* EXERCISE
Say how many lines contain the word "this". Only the number should be given.

--- start PROVIDED RECORDS ---

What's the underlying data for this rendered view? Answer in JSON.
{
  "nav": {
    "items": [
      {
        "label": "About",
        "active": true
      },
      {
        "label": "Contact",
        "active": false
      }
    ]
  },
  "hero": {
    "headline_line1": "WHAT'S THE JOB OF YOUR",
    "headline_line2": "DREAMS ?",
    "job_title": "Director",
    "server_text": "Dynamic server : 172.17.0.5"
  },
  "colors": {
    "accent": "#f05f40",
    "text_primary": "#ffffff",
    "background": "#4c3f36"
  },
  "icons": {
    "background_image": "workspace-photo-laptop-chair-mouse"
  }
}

--- end PROVIDED RECORDS ---
--- start PROVIDED RECORDS ---

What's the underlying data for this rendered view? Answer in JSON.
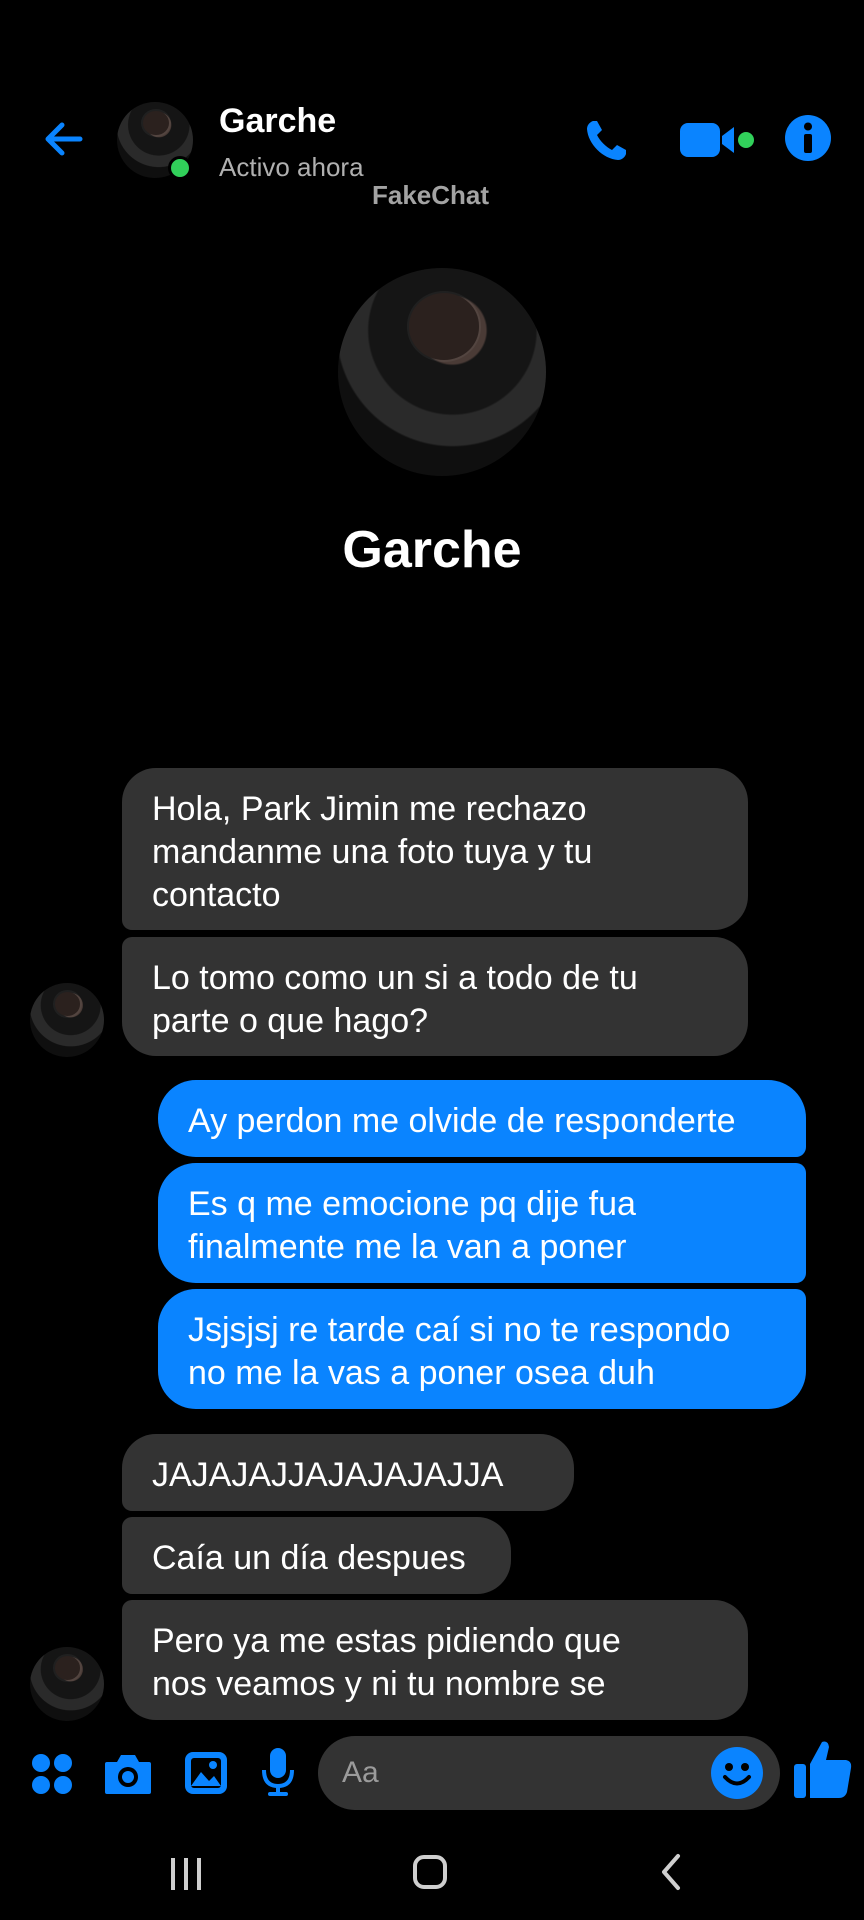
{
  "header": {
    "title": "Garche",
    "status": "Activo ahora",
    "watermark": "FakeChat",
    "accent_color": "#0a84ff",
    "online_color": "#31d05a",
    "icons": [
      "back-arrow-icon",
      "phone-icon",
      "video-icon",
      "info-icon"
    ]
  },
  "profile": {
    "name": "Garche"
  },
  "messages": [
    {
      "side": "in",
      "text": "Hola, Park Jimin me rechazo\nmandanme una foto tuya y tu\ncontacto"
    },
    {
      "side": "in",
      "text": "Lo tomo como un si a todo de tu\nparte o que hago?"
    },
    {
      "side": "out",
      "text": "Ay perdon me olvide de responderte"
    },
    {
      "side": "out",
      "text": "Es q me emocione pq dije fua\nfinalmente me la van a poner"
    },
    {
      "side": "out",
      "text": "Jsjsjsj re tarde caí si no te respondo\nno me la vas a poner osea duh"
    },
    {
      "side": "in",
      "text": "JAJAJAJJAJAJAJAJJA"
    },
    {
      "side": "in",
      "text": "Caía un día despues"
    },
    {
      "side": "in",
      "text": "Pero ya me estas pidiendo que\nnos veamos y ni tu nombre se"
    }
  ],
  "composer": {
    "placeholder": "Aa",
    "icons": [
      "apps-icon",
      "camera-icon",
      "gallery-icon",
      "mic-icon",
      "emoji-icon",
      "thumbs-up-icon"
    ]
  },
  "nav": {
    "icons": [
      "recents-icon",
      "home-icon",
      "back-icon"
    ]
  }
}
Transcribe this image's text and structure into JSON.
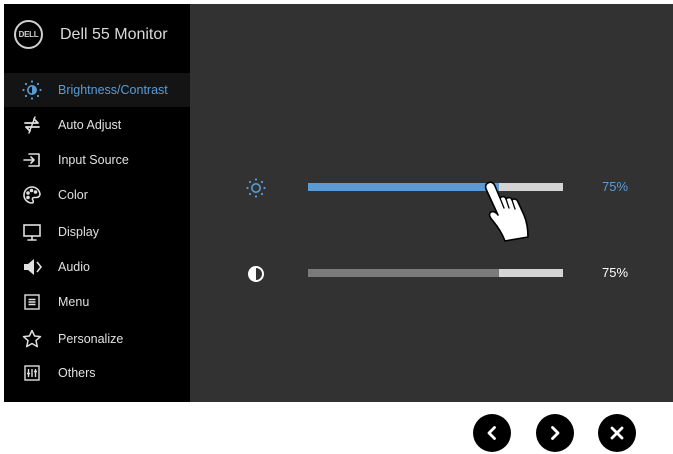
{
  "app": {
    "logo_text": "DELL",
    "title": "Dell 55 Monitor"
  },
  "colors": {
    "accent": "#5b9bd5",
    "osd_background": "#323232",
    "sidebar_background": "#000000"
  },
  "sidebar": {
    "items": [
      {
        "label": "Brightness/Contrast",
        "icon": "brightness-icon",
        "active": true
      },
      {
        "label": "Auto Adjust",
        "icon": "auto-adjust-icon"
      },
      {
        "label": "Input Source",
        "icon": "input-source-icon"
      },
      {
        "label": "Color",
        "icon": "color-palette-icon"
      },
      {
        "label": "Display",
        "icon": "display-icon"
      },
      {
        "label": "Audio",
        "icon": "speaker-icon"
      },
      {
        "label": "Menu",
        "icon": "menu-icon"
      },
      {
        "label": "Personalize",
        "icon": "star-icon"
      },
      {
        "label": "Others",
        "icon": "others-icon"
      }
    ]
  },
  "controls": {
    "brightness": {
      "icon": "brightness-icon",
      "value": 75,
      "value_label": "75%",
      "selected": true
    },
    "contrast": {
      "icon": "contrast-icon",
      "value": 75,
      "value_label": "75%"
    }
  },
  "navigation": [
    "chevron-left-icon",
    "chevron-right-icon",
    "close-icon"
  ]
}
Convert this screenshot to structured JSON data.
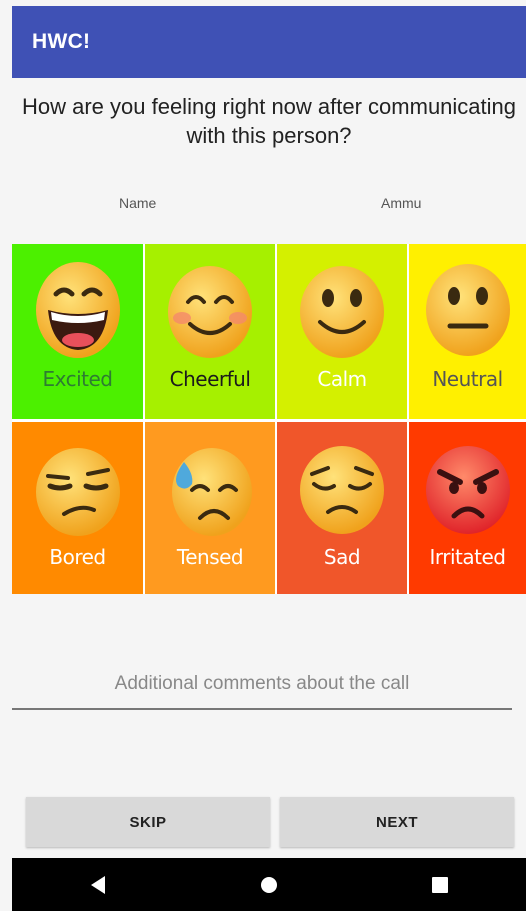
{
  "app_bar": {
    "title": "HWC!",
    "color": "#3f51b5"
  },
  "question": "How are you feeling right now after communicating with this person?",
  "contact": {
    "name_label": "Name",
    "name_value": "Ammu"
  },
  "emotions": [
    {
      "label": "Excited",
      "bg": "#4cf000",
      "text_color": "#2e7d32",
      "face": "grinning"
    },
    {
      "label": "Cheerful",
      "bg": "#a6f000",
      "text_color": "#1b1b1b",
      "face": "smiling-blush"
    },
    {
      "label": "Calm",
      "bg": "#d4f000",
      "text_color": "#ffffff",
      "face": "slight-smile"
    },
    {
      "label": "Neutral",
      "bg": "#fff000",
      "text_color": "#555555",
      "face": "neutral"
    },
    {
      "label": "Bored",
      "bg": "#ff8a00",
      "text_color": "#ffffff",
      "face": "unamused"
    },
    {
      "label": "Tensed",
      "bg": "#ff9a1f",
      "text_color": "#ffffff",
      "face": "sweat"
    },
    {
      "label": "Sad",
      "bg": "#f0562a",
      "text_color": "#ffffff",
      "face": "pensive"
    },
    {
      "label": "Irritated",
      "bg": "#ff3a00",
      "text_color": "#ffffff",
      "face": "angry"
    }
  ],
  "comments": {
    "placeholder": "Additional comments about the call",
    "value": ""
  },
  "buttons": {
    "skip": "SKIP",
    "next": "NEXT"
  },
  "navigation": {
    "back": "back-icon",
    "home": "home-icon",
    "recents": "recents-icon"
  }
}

--- end PROVIDED RECORDS ---

* TASK RESULT
5